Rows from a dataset
####

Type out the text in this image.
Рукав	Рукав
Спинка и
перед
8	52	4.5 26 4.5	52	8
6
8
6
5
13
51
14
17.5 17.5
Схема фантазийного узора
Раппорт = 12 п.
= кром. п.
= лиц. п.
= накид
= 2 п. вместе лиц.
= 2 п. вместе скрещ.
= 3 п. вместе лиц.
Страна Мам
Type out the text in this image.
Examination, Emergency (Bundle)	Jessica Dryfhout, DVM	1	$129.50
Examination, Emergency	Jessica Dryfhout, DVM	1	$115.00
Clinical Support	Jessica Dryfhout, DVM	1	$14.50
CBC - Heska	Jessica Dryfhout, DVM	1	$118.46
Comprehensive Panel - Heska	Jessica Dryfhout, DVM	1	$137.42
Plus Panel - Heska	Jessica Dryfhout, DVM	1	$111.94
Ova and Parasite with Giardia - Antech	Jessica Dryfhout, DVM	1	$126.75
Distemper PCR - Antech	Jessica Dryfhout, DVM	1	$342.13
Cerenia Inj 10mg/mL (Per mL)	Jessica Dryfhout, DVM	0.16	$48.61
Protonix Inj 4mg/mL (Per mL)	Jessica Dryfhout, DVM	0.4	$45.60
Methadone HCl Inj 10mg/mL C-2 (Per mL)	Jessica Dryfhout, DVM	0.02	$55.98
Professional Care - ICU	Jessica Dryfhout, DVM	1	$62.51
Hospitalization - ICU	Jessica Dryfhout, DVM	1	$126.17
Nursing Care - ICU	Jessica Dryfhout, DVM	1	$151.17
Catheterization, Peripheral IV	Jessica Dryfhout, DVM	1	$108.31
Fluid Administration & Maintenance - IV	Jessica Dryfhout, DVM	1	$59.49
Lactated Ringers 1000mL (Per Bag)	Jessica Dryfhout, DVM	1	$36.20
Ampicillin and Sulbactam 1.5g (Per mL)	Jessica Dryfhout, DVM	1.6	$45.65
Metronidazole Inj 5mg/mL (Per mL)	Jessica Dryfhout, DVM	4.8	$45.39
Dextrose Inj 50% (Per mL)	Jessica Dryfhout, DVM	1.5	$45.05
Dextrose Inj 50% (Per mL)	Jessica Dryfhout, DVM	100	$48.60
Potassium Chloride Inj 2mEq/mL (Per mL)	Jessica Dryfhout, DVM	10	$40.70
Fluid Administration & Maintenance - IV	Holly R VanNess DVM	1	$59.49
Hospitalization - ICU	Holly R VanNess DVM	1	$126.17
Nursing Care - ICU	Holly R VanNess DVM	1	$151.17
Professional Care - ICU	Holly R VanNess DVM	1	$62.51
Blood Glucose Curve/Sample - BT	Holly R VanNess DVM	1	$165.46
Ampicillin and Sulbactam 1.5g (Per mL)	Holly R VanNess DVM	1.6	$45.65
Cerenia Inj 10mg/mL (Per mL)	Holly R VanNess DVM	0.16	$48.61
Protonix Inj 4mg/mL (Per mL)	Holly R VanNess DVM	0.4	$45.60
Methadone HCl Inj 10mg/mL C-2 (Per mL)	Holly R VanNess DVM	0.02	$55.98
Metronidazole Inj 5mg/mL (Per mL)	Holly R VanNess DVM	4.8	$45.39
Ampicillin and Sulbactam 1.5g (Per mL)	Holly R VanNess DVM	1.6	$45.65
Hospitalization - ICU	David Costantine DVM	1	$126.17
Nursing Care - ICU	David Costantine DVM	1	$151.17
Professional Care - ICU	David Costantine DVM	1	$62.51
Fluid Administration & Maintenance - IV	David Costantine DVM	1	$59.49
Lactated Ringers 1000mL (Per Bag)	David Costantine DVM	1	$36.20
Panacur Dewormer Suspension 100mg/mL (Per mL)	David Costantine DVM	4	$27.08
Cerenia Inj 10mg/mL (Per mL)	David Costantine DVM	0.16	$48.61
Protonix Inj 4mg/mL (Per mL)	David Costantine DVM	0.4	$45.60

####

Make an exact copy of the data above.

Type out the text in this image.
Рукав	Рукав
Спинка и
перед
8	52	4.5 26 4.5	52	8
6
8
6
5
13
51
14
17.5 17.5
Схема фантазийного узора
Раппорт = 12 п.
= кром. п.
= лиц. п.
= накид
= 2 п. вместе лиц.
= 2 п. вместе скрещ.
= 3 п. вместе лиц.
Страна Мам
Type out the text in this image.
Examination, Emergency (Bundle)	Jessica Dryfhout, DVM	1	$129.50
Examination, Emergency	Jessica Dryfhout, DVM	1	$115.00
Clinical Support	Jessica Dryfhout, DVM	1	$14.50
CBC - Heska	Jessica Dryfhout, DVM	1	$118.46
Comprehensive Panel - Heska	Jessica Dryfhout, DVM	1	$137.42
Plus Panel - Heska	Jessica Dryfhout, DVM	1	$111.94
Ova and Parasite with Giardia - Antech	Jessica Dryfhout, DVM	1	$126.75
Distemper PCR - Antech	Jessica Dryfhout, DVM	1	$342.13
Cerenia Inj 10mg/mL (Per mL)	Jessica Dryfhout, DVM	0.16	$48.61
Protonix Inj 4mg/mL (Per mL)	Jessica Dryfhout, DVM	0.4	$45.60
Methadone HCl Inj 10mg/mL C-2 (Per mL)	Jessica Dryfhout, DVM	0.02	$55.98
Professional Care - ICU	Jessica Dryfhout, DVM	1	$62.51
Hospitalization - ICU	Jessica Dryfhout, DVM	1	$126.17
Nursing Care - ICU	Jessica Dryfhout, DVM	1	$151.17
Catheterization, Peripheral IV	Jessica Dryfhout, DVM	1	$108.31
Fluid Administration & Maintenance - IV	Jessica Dryfhout, DVM	1	$59.49
Lactated Ringers 1000mL (Per Bag)	Jessica Dryfhout, DVM	1	$36.20
Ampicillin and Sulbactam 1.5g (Per mL)	Jessica Dryfhout, DVM	1.6	$45.65
Metronidazole Inj 5mg/mL (Per mL)	Jessica Dryfhout, DVM	4.8	$45.39
Dextrose Inj 50% (Per mL)	Jessica Dryfhout, DVM	1.5	$45.05
Dextrose Inj 50% (Per mL)	Jessica Dryfhout, DVM	100	$48.60
Potassium Chloride Inj 2mEq/mL (Per mL)	Jessica Dryfhout, DVM	10	$40.70
Fluid Administration & Maintenance - IV	Holly R VanNess DVM	1	$59.49
Hospitalization - ICU	Holly R VanNess DVM	1	$126.17
Nursing Care - ICU	Holly R VanNess DVM	1	$151.17
Professional Care - ICU	Holly R VanNess DVM	1	$62.51
Blood Glucose Curve/Sample - BT	Holly R VanNess DVM	1	$165.46
Ampicillin and Sulbactam 1.5g (Per mL)	Holly R VanNess DVM	1.6	$45.65
Cerenia Inj 10mg/mL (Per mL)	Holly R VanNess DVM	0.16	$48.61
Protonix Inj 4mg/mL (Per mL)	Holly R VanNess DVM	0.4	$45.60
Methadone HCl Inj 10mg/mL C-2 (Per mL)	Holly R VanNess DVM	0.02	$55.98
Metronidazole Inj 5mg/mL (Per mL)	Holly R VanNess DVM	4.8	$45.39
Ampicillin and Sulbactam 1.5g (Per mL)	Holly R VanNess DVM	1.6	$45.65
Hospitalization - ICU	David Costantine DVM	1	$126.17
Nursing Care - ICU	David Costantine DVM	1	$151.17
Professional Care - ICU	David Costantine DVM	1	$62.51
Fluid Administration & Maintenance - IV	David Costantine DVM	1	$59.49
Lactated Ringers 1000mL (Per Bag)	David Costantine DVM	1	$36.20
Panacur Dewormer Suspension 100mg/mL (Per mL)	David Costantine DVM	4	$27.08
Cerenia Inj 10mg/mL (Per mL)	David Costantine DVM	0.16	$48.61
Protonix Inj 4mg/mL (Per mL)	David Costantine DVM	0.4	$45.60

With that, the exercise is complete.